**DIRECTIONS**
Reproduce every row below word for word, keeping the order in which they appear.

____

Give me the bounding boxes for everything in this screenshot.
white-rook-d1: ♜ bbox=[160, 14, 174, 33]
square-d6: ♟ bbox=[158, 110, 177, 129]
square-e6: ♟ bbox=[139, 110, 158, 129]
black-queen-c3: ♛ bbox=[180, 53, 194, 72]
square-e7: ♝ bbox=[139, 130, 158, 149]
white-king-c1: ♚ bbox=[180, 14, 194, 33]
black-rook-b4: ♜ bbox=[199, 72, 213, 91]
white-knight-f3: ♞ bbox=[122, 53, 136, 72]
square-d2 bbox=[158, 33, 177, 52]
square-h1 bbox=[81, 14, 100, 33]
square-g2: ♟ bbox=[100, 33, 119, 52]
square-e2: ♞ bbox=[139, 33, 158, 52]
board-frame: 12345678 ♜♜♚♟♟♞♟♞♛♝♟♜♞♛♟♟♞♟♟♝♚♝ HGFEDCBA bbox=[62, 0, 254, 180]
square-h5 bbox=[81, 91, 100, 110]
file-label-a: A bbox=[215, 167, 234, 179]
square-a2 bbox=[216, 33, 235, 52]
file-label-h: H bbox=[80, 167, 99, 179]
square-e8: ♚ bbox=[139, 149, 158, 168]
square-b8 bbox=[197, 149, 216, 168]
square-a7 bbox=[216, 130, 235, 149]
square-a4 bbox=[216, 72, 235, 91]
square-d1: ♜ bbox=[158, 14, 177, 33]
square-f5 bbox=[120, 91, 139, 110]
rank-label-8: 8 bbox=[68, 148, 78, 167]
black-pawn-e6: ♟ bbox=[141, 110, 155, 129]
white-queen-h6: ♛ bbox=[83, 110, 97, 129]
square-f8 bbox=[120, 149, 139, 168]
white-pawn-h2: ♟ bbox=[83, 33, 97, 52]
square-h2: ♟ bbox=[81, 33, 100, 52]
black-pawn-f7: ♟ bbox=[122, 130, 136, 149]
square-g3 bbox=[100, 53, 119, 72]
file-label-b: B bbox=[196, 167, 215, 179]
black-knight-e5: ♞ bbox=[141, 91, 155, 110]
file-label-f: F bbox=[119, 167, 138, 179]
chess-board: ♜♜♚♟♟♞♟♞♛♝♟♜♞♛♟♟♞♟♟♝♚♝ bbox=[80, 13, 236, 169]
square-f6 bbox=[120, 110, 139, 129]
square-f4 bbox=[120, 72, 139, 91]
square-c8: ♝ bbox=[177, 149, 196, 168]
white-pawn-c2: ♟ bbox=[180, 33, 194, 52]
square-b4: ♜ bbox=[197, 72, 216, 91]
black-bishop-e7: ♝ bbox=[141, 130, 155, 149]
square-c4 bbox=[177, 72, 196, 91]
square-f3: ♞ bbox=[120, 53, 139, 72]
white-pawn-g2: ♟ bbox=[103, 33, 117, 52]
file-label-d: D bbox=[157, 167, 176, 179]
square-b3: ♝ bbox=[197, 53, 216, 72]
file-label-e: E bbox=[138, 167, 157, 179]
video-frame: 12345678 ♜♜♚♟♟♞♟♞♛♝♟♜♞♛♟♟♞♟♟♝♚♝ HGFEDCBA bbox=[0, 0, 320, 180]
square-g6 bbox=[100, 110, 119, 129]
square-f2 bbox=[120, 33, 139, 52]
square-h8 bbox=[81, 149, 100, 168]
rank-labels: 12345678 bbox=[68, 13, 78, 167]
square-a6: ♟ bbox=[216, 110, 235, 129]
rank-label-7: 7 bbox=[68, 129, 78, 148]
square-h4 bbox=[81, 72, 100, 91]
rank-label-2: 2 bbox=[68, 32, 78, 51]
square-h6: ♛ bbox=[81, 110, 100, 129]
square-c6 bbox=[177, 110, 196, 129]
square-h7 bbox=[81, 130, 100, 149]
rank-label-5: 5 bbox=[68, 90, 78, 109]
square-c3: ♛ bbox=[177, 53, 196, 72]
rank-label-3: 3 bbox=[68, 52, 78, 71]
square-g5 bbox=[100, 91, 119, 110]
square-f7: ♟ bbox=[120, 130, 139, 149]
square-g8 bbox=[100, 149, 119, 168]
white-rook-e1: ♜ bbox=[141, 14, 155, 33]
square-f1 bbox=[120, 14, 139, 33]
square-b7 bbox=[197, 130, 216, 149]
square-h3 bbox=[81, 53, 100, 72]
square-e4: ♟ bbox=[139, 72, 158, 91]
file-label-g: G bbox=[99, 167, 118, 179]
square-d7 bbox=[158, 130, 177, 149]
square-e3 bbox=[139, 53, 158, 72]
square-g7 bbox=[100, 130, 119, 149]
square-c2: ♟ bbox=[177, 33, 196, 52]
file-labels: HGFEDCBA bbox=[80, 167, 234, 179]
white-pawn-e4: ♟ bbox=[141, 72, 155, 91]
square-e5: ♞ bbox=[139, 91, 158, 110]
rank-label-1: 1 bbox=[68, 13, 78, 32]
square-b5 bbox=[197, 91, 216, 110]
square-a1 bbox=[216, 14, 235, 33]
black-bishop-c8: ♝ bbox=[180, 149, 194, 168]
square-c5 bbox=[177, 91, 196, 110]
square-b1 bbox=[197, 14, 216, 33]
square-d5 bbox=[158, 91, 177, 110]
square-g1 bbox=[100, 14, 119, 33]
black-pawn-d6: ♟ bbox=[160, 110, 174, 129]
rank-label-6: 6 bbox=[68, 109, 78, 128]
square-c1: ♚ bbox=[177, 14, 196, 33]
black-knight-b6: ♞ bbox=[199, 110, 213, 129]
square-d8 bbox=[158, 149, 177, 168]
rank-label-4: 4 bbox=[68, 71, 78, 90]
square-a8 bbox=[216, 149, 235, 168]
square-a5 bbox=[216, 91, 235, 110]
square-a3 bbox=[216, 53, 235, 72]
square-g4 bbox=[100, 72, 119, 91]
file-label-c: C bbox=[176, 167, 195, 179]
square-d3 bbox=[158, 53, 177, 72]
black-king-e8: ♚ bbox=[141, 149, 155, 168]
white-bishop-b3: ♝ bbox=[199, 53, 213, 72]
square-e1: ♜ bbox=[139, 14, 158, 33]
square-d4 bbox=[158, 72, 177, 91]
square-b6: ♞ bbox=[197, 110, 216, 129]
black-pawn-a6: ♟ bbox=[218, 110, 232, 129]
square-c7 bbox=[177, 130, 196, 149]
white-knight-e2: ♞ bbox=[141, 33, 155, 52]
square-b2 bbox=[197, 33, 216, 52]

____

**ANSWER IN FULL**
Give me the bounding boxes for everything in this screenshot.
white-rook-d1: ♜ bbox=[160, 14, 174, 33]
square-d6: ♟ bbox=[158, 110, 177, 129]
square-e6: ♟ bbox=[139, 110, 158, 129]
black-queen-c3: ♛ bbox=[180, 53, 194, 72]
square-e7: ♝ bbox=[139, 130, 158, 149]
white-king-c1: ♚ bbox=[180, 14, 194, 33]
black-rook-b4: ♜ bbox=[199, 72, 213, 91]
white-knight-f3: ♞ bbox=[122, 53, 136, 72]
square-d2 bbox=[158, 33, 177, 52]
square-h1 bbox=[81, 14, 100, 33]
square-g2: ♟ bbox=[100, 33, 119, 52]
square-e2: ♞ bbox=[139, 33, 158, 52]
board-frame: 12345678 ♜♜♚♟♟♞♟♞♛♝♟♜♞♛♟♟♞♟♟♝♚♝ HGFEDCBA bbox=[62, 0, 254, 180]
square-h5 bbox=[81, 91, 100, 110]
file-label-a: A bbox=[215, 167, 234, 179]
square-a2 bbox=[216, 33, 235, 52]
file-label-h: H bbox=[80, 167, 99, 179]
square-e8: ♚ bbox=[139, 149, 158, 168]
square-b8 bbox=[197, 149, 216, 168]
square-a7 bbox=[216, 130, 235, 149]
square-a4 bbox=[216, 72, 235, 91]
square-d1: ♜ bbox=[158, 14, 177, 33]
square-f5 bbox=[120, 91, 139, 110]
rank-label-8: 8 bbox=[68, 148, 78, 167]
black-pawn-e6: ♟ bbox=[141, 110, 155, 129]
white-queen-h6: ♛ bbox=[83, 110, 97, 129]
square-f8 bbox=[120, 149, 139, 168]
white-pawn-h2: ♟ bbox=[83, 33, 97, 52]
square-h2: ♟ bbox=[81, 33, 100, 52]
black-pawn-f7: ♟ bbox=[122, 130, 136, 149]
square-g3 bbox=[100, 53, 119, 72]
file-label-b: B bbox=[196, 167, 215, 179]
black-knight-e5: ♞ bbox=[141, 91, 155, 110]
file-label-f: F bbox=[119, 167, 138, 179]
chess-board: ♜♜♚♟♟♞♟♞♛♝♟♜♞♛♟♟♞♟♟♝♚♝ bbox=[80, 13, 236, 169]
square-f6 bbox=[120, 110, 139, 129]
square-f4 bbox=[120, 72, 139, 91]
square-c8: ♝ bbox=[177, 149, 196, 168]
white-pawn-c2: ♟ bbox=[180, 33, 194, 52]
square-b4: ♜ bbox=[197, 72, 216, 91]
black-bishop-e7: ♝ bbox=[141, 130, 155, 149]
square-c4 bbox=[177, 72, 196, 91]
square-f3: ♞ bbox=[120, 53, 139, 72]
white-pawn-g2: ♟ bbox=[103, 33, 117, 52]
file-label-d: D bbox=[157, 167, 176, 179]
square-b3: ♝ bbox=[197, 53, 216, 72]
file-label-e: E bbox=[138, 167, 157, 179]
video-frame: 12345678 ♜♜♚♟♟♞♟♞♛♝♟♜♞♛♟♟♞♟♟♝♚♝ HGFEDCBA bbox=[0, 0, 320, 180]
square-g6 bbox=[100, 110, 119, 129]
square-f2 bbox=[120, 33, 139, 52]
square-h8 bbox=[81, 149, 100, 168]
rank-labels: 12345678 bbox=[68, 13, 78, 167]
square-a6: ♟ bbox=[216, 110, 235, 129]
rank-label-7: 7 bbox=[68, 129, 78, 148]
square-h4 bbox=[81, 72, 100, 91]
rank-label-2: 2 bbox=[68, 32, 78, 51]
square-h6: ♛ bbox=[81, 110, 100, 129]
square-c6 bbox=[177, 110, 196, 129]
square-h7 bbox=[81, 130, 100, 149]
rank-label-5: 5 bbox=[68, 90, 78, 109]
square-c3: ♛ bbox=[177, 53, 196, 72]
rank-label-3: 3 bbox=[68, 52, 78, 71]
square-g5 bbox=[100, 91, 119, 110]
square-f7: ♟ bbox=[120, 130, 139, 149]
square-g8 bbox=[100, 149, 119, 168]
white-rook-e1: ♜ bbox=[141, 14, 155, 33]
square-f1 bbox=[120, 14, 139, 33]
square-b7 bbox=[197, 130, 216, 149]
square-h3 bbox=[81, 53, 100, 72]
square-e4: ♟ bbox=[139, 72, 158, 91]
file-label-g: G bbox=[99, 167, 118, 179]
square-d7 bbox=[158, 130, 177, 149]
square-e3 bbox=[139, 53, 158, 72]
square-g7 bbox=[100, 130, 119, 149]
square-c2: ♟ bbox=[177, 33, 196, 52]
file-labels: HGFEDCBA bbox=[80, 167, 234, 179]
white-pawn-e4: ♟ bbox=[141, 72, 155, 91]
square-e5: ♞ bbox=[139, 91, 158, 110]
rank-label-1: 1 bbox=[68, 13, 78, 32]
square-b5 bbox=[197, 91, 216, 110]
square-a1 bbox=[216, 14, 235, 33]
black-bishop-c8: ♝ bbox=[180, 149, 194, 168]
square-c5 bbox=[177, 91, 196, 110]
square-b1 bbox=[197, 14, 216, 33]
square-d5 bbox=[158, 91, 177, 110]
square-g1 bbox=[100, 14, 119, 33]
black-pawn-d6: ♟ bbox=[160, 110, 174, 129]
rank-label-6: 6 bbox=[68, 109, 78, 128]
square-c1: ♚ bbox=[177, 14, 196, 33]
black-knight-b6: ♞ bbox=[199, 110, 213, 129]
square-d8 bbox=[158, 149, 177, 168]
rank-label-4: 4 bbox=[68, 71, 78, 90]
square-a8 bbox=[216, 149, 235, 168]
square-a5 bbox=[216, 91, 235, 110]
square-a3 bbox=[216, 53, 235, 72]
square-g4 bbox=[100, 72, 119, 91]
file-label-c: C bbox=[176, 167, 195, 179]
square-d3 bbox=[158, 53, 177, 72]
black-king-e8: ♚ bbox=[141, 149, 155, 168]
white-bishop-b3: ♝ bbox=[199, 53, 213, 72]
square-e1: ♜ bbox=[139, 14, 158, 33]
square-d4 bbox=[158, 72, 177, 91]
square-b6: ♞ bbox=[197, 110, 216, 129]
black-pawn-a6: ♟ bbox=[218, 110, 232, 129]
square-c7 bbox=[177, 130, 196, 149]
white-knight-e2: ♞ bbox=[141, 33, 155, 52]
square-b2 bbox=[197, 33, 216, 52]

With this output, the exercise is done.